Records contained in a dataset
_ _ _

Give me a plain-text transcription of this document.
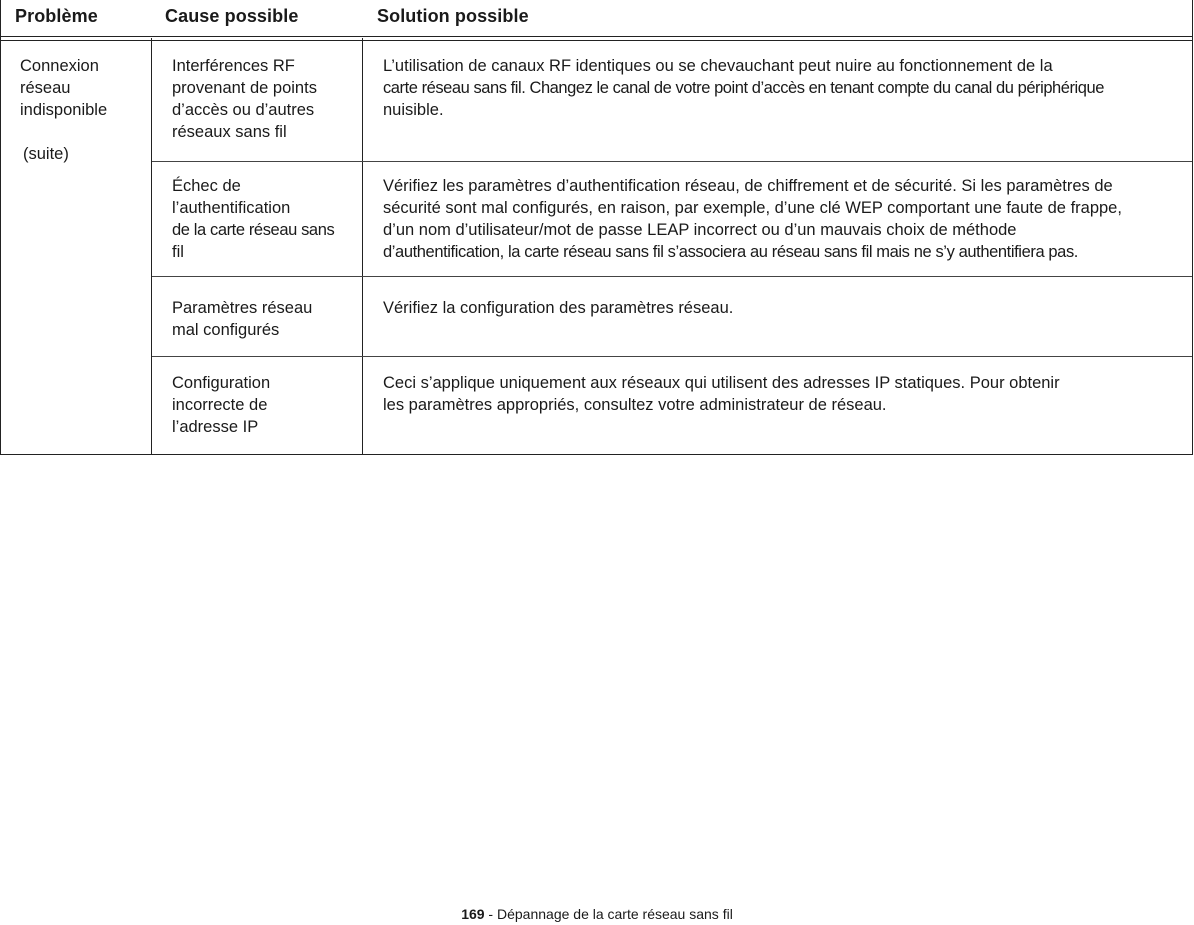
Problème	Cause possible	Solution possible
Connexion
réseau
indisponible
(suite)
Interférences RF
provenant de points
d’accès ou d’autres
réseaux sans fil
L’utilisation de canaux RF identiques ou se chevauchant peut nuire au fonctionnement de la
carte réseau sans fil. Changez le canal de votre point d’accès en tenant compte du canal du périphérique
nuisible.
Échec de
l’authentification
de la carte réseau sans
fil
Vérifiez les paramètres d’authentification réseau, de chiffrement et de sécurité. Si les paramètres de
sécurité sont mal configurés, en raison, par exemple, d’une clé WEP comportant une faute de frappe,
d’un nom d’utilisateur/mot de passe LEAP incorrect ou d’un mauvais choix de méthode
d’authentification, la carte réseau sans fil s’associera au réseau sans fil mais ne s’y authentifiera pas.
Paramètres réseau
mal configurés
Vérifiez la configuration des paramètres réseau.
Configuration
incorrecte de
l’adresse IP
Ceci s’applique uniquement aux réseaux qui utilisent des adresses IP statiques. Pour obtenir
les paramètres appropriés, consultez votre administrateur de réseau.
169 - Dépannage de la carte réseau sans fil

_ _ _

Short exercise: Reproduce every line exactly and omit all pictures.

Final answer:
Give me a plain-text transcription of this document.
Problème	Cause possible	Solution possible
Connexion
réseau
indisponible
(suite)
Interférences RF
provenant de points
d’accès ou d’autres
réseaux sans fil
L’utilisation de canaux RF identiques ou se chevauchant peut nuire au fonctionnement de la
carte réseau sans fil. Changez le canal de votre point d’accès en tenant compte du canal du périphérique
nuisible.
Échec de
l’authentification
de la carte réseau sans
fil
Vérifiez les paramètres d’authentification réseau, de chiffrement et de sécurité. Si les paramètres de
sécurité sont mal configurés, en raison, par exemple, d’une clé WEP comportant une faute de frappe,
d’un nom d’utilisateur/mot de passe LEAP incorrect ou d’un mauvais choix de méthode
d’authentification, la carte réseau sans fil s’associera au réseau sans fil mais ne s’y authentifiera pas.
Paramètres réseau
mal configurés
Vérifiez la configuration des paramètres réseau.
Configuration
incorrecte de
l’adresse IP
Ceci s’applique uniquement aux réseaux qui utilisent des adresses IP statiques. Pour obtenir
les paramètres appropriés, consultez votre administrateur de réseau.
169 - Dépannage de la carte réseau sans fil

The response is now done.